** START OF Records **
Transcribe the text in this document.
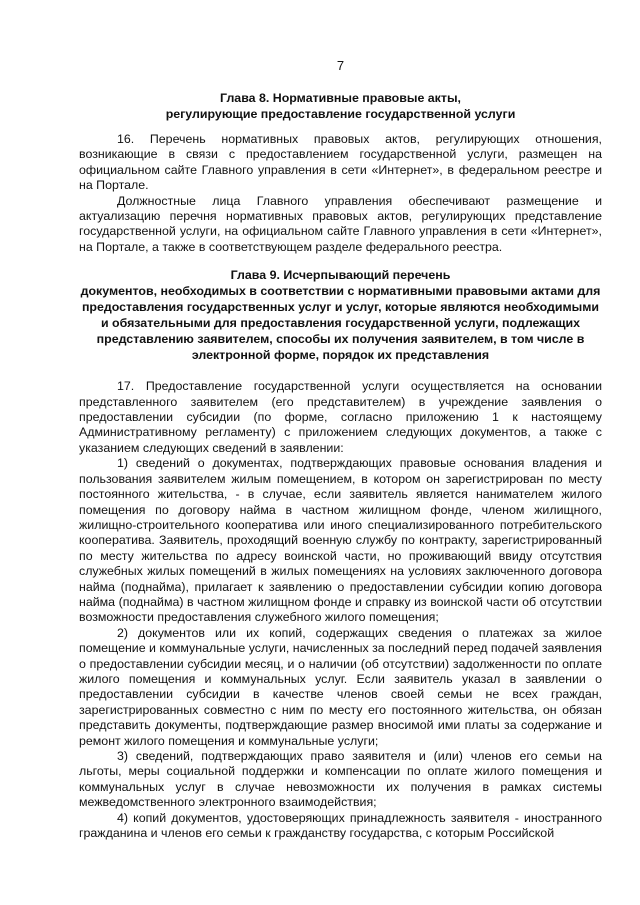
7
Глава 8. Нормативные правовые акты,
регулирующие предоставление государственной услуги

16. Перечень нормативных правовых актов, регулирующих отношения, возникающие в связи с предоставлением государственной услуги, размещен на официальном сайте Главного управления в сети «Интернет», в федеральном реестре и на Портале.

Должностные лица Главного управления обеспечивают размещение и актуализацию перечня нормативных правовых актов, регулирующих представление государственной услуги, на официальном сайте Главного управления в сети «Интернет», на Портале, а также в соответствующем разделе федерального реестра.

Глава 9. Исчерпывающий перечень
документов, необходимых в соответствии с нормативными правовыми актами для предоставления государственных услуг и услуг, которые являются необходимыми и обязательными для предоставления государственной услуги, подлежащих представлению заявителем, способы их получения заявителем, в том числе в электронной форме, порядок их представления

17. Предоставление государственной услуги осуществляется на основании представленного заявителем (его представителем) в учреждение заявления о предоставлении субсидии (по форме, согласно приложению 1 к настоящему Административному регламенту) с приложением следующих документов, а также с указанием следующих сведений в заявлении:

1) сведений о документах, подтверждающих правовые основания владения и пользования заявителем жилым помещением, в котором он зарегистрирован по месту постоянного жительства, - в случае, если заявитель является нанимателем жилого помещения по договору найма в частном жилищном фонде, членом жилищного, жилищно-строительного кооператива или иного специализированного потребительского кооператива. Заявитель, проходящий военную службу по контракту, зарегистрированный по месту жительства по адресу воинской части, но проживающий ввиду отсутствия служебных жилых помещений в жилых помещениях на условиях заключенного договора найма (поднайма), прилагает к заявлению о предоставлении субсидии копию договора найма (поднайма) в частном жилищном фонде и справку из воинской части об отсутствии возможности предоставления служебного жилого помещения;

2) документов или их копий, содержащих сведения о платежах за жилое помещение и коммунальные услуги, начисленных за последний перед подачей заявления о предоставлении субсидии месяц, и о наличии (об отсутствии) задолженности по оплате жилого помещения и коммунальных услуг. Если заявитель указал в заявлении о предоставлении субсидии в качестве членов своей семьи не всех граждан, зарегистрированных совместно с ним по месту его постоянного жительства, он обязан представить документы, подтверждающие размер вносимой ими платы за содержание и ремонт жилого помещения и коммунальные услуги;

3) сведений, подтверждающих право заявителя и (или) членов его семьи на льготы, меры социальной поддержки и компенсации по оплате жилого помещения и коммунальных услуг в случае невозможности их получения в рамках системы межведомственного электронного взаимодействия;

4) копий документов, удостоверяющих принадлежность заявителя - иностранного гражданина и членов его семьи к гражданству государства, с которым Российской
** END OF Records **
### [Task brief]
Scan the material line by line and report each one that contains "оплате".

### [Written solution]
2) документов или их копий, содержащих сведения о платежах за жилое помещение и коммунальные услуги, начисленных за последний перед подачей заявления о предоставлении субсидии месяц, и о наличии (об отсутствии) задолженности по оплате жилого помещения и коммунальных услуг. Если заявитель указал в заявлении о предоставлении субсидии в качестве членов своей семьи не всех граждан, зарегистрированных совместно с ним по месту его постоянного жительства, он обязан представить документы, подтверждающие размер вносимой ими платы за содержание и ремонт жилого помещения и коммунальные услуги;
3) сведений, подтверждающих право заявителя и (или) членов его семьи на льготы, меры социальной поддержки и компенсации по оплате жилого помещения и коммунальных услуг в случае невозможности их получения в рамках системы межведомственного электронного взаимодействия;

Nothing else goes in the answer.